** What the exercise asks **
Reproduce every line in the listing that contains the word "Missouri".

** Listed records **
================================

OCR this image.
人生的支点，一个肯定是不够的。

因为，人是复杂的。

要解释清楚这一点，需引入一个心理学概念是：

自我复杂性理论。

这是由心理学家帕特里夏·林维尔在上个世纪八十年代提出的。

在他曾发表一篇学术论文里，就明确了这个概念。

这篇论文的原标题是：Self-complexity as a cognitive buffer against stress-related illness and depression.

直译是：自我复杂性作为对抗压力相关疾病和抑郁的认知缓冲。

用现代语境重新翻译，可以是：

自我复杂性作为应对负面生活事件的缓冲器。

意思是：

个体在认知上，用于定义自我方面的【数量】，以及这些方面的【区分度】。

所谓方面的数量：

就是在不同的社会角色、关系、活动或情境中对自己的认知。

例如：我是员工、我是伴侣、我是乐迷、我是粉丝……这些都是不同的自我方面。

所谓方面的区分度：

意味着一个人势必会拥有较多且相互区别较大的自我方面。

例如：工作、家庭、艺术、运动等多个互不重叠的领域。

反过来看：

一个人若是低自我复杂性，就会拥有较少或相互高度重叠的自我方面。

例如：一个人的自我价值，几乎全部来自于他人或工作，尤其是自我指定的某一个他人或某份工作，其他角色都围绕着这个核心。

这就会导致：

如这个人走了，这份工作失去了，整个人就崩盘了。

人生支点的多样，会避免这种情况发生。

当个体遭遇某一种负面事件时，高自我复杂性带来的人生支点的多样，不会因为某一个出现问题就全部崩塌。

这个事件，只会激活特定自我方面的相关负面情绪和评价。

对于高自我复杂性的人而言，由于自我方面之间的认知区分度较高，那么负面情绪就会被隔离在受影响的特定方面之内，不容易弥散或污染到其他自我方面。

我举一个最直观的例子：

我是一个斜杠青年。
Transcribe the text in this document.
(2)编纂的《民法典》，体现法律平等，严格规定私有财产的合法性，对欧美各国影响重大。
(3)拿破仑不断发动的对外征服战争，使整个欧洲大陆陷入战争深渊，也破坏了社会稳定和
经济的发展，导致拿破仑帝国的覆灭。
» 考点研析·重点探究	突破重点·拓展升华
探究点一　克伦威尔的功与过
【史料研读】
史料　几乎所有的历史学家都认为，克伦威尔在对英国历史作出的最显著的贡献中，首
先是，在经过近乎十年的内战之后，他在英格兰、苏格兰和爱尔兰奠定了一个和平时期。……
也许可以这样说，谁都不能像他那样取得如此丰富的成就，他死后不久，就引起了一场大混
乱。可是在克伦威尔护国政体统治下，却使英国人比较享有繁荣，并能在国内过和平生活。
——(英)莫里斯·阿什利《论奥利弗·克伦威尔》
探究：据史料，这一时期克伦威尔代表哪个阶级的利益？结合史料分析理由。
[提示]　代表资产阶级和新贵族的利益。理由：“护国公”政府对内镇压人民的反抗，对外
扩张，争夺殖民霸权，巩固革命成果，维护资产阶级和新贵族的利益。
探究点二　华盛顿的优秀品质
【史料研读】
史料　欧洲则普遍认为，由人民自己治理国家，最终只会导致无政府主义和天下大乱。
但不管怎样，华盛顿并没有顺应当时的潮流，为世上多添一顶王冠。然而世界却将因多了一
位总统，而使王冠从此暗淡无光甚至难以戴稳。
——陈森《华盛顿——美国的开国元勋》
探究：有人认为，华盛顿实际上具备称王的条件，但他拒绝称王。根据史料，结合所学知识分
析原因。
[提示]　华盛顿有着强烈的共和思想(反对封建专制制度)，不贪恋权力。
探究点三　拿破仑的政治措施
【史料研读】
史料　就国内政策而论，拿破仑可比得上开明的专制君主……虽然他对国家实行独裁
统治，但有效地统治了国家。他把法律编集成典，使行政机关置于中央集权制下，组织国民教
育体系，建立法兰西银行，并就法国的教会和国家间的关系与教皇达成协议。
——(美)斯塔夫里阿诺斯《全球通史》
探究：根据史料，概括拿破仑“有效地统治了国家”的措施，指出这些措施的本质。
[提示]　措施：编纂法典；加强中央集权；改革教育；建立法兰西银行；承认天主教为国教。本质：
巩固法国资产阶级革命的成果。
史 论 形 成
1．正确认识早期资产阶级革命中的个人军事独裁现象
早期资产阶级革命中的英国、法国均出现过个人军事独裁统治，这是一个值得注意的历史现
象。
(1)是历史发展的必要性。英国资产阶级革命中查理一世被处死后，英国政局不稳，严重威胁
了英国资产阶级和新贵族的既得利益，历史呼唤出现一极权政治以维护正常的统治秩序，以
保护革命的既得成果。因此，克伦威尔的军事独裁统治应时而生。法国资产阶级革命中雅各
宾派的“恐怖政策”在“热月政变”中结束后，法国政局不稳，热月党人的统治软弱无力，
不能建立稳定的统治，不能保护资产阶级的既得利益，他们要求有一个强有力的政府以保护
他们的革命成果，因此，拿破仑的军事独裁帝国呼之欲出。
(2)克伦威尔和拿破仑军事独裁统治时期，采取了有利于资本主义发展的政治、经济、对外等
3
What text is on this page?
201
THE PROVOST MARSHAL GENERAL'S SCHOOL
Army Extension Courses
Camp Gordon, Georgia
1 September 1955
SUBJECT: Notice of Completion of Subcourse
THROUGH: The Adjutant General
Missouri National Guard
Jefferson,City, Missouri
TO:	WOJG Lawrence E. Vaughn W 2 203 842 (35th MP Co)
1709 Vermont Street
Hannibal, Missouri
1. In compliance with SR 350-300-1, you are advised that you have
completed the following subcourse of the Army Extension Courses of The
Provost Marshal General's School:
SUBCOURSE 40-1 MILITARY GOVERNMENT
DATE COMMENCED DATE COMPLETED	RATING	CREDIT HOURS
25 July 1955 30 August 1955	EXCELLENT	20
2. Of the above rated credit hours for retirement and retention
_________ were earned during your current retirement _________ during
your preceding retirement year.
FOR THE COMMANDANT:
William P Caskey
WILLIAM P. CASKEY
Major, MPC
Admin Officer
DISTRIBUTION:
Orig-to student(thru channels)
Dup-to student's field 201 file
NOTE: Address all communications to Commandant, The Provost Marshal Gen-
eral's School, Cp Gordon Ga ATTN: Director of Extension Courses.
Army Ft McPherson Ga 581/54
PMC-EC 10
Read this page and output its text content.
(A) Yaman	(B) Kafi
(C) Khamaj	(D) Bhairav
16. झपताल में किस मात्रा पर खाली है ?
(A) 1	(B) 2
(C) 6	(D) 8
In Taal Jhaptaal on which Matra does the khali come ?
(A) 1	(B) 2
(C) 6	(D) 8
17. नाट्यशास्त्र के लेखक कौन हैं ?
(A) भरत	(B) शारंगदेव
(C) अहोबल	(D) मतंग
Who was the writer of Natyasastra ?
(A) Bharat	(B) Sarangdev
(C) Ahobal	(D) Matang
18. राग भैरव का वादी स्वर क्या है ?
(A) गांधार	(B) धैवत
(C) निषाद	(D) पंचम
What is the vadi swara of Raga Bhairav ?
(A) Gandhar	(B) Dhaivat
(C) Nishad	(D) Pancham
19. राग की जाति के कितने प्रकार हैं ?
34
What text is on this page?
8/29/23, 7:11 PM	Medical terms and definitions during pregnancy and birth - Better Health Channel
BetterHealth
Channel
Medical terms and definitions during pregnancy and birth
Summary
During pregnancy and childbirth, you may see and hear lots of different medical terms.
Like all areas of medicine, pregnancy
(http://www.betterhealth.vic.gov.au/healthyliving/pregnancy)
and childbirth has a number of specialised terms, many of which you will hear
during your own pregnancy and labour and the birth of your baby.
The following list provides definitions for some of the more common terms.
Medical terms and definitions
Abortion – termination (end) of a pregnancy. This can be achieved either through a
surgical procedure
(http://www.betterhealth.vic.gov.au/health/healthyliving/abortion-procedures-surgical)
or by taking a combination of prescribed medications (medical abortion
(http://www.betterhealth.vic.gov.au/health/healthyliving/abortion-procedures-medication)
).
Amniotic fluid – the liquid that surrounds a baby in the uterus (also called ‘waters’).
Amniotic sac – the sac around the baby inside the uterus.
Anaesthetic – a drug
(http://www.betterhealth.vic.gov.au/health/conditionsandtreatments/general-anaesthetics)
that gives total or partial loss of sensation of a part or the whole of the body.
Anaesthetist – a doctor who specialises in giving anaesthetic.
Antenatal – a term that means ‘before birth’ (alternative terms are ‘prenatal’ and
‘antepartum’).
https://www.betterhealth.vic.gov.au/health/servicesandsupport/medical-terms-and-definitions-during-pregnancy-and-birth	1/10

================================

** Output below **
Missouri National Guard
Jefferson,City, Missouri
Hannibal, Missouri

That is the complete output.